(Materials provided)
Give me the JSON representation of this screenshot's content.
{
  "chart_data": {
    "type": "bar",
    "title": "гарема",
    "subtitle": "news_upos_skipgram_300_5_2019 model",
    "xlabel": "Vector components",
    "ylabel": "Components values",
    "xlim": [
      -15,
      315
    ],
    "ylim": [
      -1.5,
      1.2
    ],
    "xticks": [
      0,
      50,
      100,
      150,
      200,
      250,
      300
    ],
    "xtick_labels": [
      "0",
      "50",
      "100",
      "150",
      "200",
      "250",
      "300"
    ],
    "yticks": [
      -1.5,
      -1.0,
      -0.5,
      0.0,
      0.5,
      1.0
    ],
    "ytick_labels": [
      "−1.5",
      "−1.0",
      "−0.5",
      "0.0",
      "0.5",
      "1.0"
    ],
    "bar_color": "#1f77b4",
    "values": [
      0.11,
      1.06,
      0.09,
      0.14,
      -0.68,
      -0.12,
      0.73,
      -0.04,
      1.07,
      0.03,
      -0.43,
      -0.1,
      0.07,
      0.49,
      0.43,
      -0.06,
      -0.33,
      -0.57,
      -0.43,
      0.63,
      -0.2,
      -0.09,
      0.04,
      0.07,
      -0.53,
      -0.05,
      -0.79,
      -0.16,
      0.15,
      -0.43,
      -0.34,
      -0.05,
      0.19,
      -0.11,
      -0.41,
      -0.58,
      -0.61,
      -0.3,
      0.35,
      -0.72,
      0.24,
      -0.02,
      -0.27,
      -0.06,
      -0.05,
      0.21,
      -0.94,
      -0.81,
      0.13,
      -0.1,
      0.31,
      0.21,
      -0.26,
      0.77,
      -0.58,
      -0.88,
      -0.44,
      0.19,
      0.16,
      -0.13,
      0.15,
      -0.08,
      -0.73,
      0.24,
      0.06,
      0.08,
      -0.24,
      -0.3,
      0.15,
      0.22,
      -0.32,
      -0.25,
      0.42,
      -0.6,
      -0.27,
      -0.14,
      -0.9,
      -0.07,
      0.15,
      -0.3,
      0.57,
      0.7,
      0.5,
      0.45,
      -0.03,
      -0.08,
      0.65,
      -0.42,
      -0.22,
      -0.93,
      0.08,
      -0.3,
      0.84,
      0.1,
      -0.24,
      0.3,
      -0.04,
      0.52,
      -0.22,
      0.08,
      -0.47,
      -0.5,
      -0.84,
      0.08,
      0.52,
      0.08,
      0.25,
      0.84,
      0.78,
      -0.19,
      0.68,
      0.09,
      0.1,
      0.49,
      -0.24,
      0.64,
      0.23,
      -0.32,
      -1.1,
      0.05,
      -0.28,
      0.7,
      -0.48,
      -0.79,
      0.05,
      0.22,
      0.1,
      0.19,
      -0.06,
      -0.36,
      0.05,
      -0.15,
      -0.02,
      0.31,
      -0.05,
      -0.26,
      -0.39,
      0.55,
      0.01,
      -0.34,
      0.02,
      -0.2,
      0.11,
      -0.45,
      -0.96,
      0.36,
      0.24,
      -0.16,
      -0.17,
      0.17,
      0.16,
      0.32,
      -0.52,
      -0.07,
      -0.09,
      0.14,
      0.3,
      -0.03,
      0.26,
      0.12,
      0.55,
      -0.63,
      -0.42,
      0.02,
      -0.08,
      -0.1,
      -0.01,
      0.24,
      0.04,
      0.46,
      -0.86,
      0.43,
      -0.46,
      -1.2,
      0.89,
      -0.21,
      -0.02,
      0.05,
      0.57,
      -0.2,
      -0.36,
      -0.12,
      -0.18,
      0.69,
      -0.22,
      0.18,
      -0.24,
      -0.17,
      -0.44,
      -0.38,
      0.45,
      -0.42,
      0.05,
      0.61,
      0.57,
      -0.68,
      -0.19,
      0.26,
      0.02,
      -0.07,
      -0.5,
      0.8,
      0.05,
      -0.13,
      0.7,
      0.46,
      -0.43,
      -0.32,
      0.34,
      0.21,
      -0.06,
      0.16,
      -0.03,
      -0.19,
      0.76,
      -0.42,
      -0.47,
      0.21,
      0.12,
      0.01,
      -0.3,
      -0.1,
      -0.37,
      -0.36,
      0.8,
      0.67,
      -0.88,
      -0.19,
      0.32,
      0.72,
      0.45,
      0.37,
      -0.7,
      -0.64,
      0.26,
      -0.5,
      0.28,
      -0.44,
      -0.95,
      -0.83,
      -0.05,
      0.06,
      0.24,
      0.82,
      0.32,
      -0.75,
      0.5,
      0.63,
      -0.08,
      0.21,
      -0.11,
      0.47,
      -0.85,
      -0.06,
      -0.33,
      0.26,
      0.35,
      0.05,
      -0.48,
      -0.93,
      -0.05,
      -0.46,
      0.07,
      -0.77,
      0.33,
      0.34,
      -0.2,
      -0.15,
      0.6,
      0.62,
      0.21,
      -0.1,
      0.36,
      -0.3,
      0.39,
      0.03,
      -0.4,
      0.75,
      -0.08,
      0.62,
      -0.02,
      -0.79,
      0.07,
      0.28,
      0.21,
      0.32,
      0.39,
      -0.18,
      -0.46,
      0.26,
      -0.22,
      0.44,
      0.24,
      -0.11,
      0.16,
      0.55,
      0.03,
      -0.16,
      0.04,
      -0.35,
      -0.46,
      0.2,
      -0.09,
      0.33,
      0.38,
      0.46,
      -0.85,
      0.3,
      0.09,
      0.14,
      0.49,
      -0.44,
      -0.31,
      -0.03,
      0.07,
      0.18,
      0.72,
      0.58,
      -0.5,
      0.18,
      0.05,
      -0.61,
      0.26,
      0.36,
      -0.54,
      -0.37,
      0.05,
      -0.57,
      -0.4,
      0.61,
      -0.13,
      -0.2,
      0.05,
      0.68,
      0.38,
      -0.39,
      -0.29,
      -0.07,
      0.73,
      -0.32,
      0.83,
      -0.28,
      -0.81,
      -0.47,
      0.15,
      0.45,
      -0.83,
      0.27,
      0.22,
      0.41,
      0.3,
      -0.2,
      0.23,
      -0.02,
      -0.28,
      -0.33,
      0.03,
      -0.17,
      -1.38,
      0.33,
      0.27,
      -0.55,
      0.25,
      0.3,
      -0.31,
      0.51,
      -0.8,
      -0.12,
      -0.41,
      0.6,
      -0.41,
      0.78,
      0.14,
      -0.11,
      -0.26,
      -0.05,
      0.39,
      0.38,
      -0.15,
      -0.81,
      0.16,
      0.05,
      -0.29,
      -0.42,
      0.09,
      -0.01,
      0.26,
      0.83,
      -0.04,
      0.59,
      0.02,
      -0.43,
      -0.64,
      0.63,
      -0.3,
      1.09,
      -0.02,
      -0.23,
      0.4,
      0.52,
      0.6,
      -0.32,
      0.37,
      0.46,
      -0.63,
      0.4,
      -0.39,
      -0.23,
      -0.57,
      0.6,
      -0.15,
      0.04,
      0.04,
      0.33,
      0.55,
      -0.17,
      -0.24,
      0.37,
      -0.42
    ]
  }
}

(Prompt) Reproduce all of the material above word for word.

(Result of the task)
Give me the JSON representation of this screenshot's content.
{
  "chart_data": {
    "type": "bar",
    "title": "гарема",
    "subtitle": "news_upos_skipgram_300_5_2019 model",
    "xlabel": "Vector components",
    "ylabel": "Components values",
    "xlim": [
      -15,
      315
    ],
    "ylim": [
      -1.5,
      1.2
    ],
    "xticks": [
      0,
      50,
      100,
      150,
      200,
      250,
      300
    ],
    "xtick_labels": [
      "0",
      "50",
      "100",
      "150",
      "200",
      "250",
      "300"
    ],
    "yticks": [
      -1.5,
      -1.0,
      -0.5,
      0.0,
      0.5,
      1.0
    ],
    "ytick_labels": [
      "−1.5",
      "−1.0",
      "−0.5",
      "0.0",
      "0.5",
      "1.0"
    ],
    "bar_color": "#1f77b4",
    "values": [
      0.11,
      1.06,
      0.09,
      0.14,
      -0.68,
      -0.12,
      0.73,
      -0.04,
      1.07,
      0.03,
      -0.43,
      -0.1,
      0.07,
      0.49,
      0.43,
      -0.06,
      -0.33,
      -0.57,
      -0.43,
      0.63,
      -0.2,
      -0.09,
      0.04,
      0.07,
      -0.53,
      -0.05,
      -0.79,
      -0.16,
      0.15,
      -0.43,
      -0.34,
      -0.05,
      0.19,
      -0.11,
      -0.41,
      -0.58,
      -0.61,
      -0.3,
      0.35,
      -0.72,
      0.24,
      -0.02,
      -0.27,
      -0.06,
      -0.05,
      0.21,
      -0.94,
      -0.81,
      0.13,
      -0.1,
      0.31,
      0.21,
      -0.26,
      0.77,
      -0.58,
      -0.88,
      -0.44,
      0.19,
      0.16,
      -0.13,
      0.15,
      -0.08,
      -0.73,
      0.24,
      0.06,
      0.08,
      -0.24,
      -0.3,
      0.15,
      0.22,
      -0.32,
      -0.25,
      0.42,
      -0.6,
      -0.27,
      -0.14,
      -0.9,
      -0.07,
      0.15,
      -0.3,
      0.57,
      0.7,
      0.5,
      0.45,
      -0.03,
      -0.08,
      0.65,
      -0.42,
      -0.22,
      -0.93,
      0.08,
      -0.3,
      0.84,
      0.1,
      -0.24,
      0.3,
      -0.04,
      0.52,
      -0.22,
      0.08,
      -0.47,
      -0.5,
      -0.84,
      0.08,
      0.52,
      0.08,
      0.25,
      0.84,
      0.78,
      -0.19,
      0.68,
      0.09,
      0.1,
      0.49,
      -0.24,
      0.64,
      0.23,
      -0.32,
      -1.1,
      0.05,
      -0.28,
      0.7,
      -0.48,
      -0.79,
      0.05,
      0.22,
      0.1,
      0.19,
      -0.06,
      -0.36,
      0.05,
      -0.15,
      -0.02,
      0.31,
      -0.05,
      -0.26,
      -0.39,
      0.55,
      0.01,
      -0.34,
      0.02,
      -0.2,
      0.11,
      -0.45,
      -0.96,
      0.36,
      0.24,
      -0.16,
      -0.17,
      0.17,
      0.16,
      0.32,
      -0.52,
      -0.07,
      -0.09,
      0.14,
      0.3,
      -0.03,
      0.26,
      0.12,
      0.55,
      -0.63,
      -0.42,
      0.02,
      -0.08,
      -0.1,
      -0.01,
      0.24,
      0.04,
      0.46,
      -0.86,
      0.43,
      -0.46,
      -1.2,
      0.89,
      -0.21,
      -0.02,
      0.05,
      0.57,
      -0.2,
      -0.36,
      -0.12,
      -0.18,
      0.69,
      -0.22,
      0.18,
      -0.24,
      -0.17,
      -0.44,
      -0.38,
      0.45,
      -0.42,
      0.05,
      0.61,
      0.57,
      -0.68,
      -0.19,
      0.26,
      0.02,
      -0.07,
      -0.5,
      0.8,
      0.05,
      -0.13,
      0.7,
      0.46,
      -0.43,
      -0.32,
      0.34,
      0.21,
      -0.06,
      0.16,
      -0.03,
      -0.19,
      0.76,
      -0.42,
      -0.47,
      0.21,
      0.12,
      0.01,
      -0.3,
      -0.1,
      -0.37,
      -0.36,
      0.8,
      0.67,
      -0.88,
      -0.19,
      0.32,
      0.72,
      0.45,
      0.37,
      -0.7,
      -0.64,
      0.26,
      -0.5,
      0.28,
      -0.44,
      -0.95,
      -0.83,
      -0.05,
      0.06,
      0.24,
      0.82,
      0.32,
      -0.75,
      0.5,
      0.63,
      -0.08,
      0.21,
      -0.11,
      0.47,
      -0.85,
      -0.06,
      -0.33,
      0.26,
      0.35,
      0.05,
      -0.48,
      -0.93,
      -0.05,
      -0.46,
      0.07,
      -0.77,
      0.33,
      0.34,
      -0.2,
      -0.15,
      0.6,
      0.62,
      0.21,
      -0.1,
      0.36,
      -0.3,
      0.39,
      0.03,
      -0.4,
      0.75,
      -0.08,
      0.62,
      -0.02,
      -0.79,
      0.07,
      0.28,
      0.21,
      0.32,
      0.39,
      -0.18,
      -0.46,
      0.26,
      -0.22,
      0.44,
      0.24,
      -0.11,
      0.16,
      0.55,
      0.03,
      -0.16,
      0.04,
      -0.35,
      -0.46,
      0.2,
      -0.09,
      0.33,
      0.38,
      0.46,
      -0.85,
      0.3,
      0.09,
      0.14,
      0.49,
      -0.44,
      -0.31,
      -0.03,
      0.07,
      0.18,
      0.72,
      0.58,
      -0.5,
      0.18,
      0.05,
      -0.61,
      0.26,
      0.36,
      -0.54,
      -0.37,
      0.05,
      -0.57,
      -0.4,
      0.61,
      -0.13,
      -0.2,
      0.05,
      0.68,
      0.38,
      -0.39,
      -0.29,
      -0.07,
      0.73,
      -0.32,
      0.83,
      -0.28,
      -0.81,
      -0.47,
      0.15,
      0.45,
      -0.83,
      0.27,
      0.22,
      0.41,
      0.3,
      -0.2,
      0.23,
      -0.02,
      -0.28,
      -0.33,
      0.03,
      -0.17,
      -1.38,
      0.33,
      0.27,
      -0.55,
      0.25,
      0.3,
      -0.31,
      0.51,
      -0.8,
      -0.12,
      -0.41,
      0.6,
      -0.41,
      0.78,
      0.14,
      -0.11,
      -0.26,
      -0.05,
      0.39,
      0.38,
      -0.15,
      -0.81,
      0.16,
      0.05,
      -0.29,
      -0.42,
      0.09,
      -0.01,
      0.26,
      0.83,
      -0.04,
      0.59,
      0.02,
      -0.43,
      -0.64,
      0.63,
      -0.3,
      1.09,
      -0.02,
      -0.23,
      0.4,
      0.52,
      0.6,
      -0.32,
      0.37,
      0.46,
      -0.63,
      0.4,
      -0.39,
      -0.23,
      -0.57,
      0.6,
      -0.15,
      0.04,
      0.04,
      0.33,
      0.55,
      -0.17,
      -0.24,
      0.37,
      -0.42
    ]
  }
}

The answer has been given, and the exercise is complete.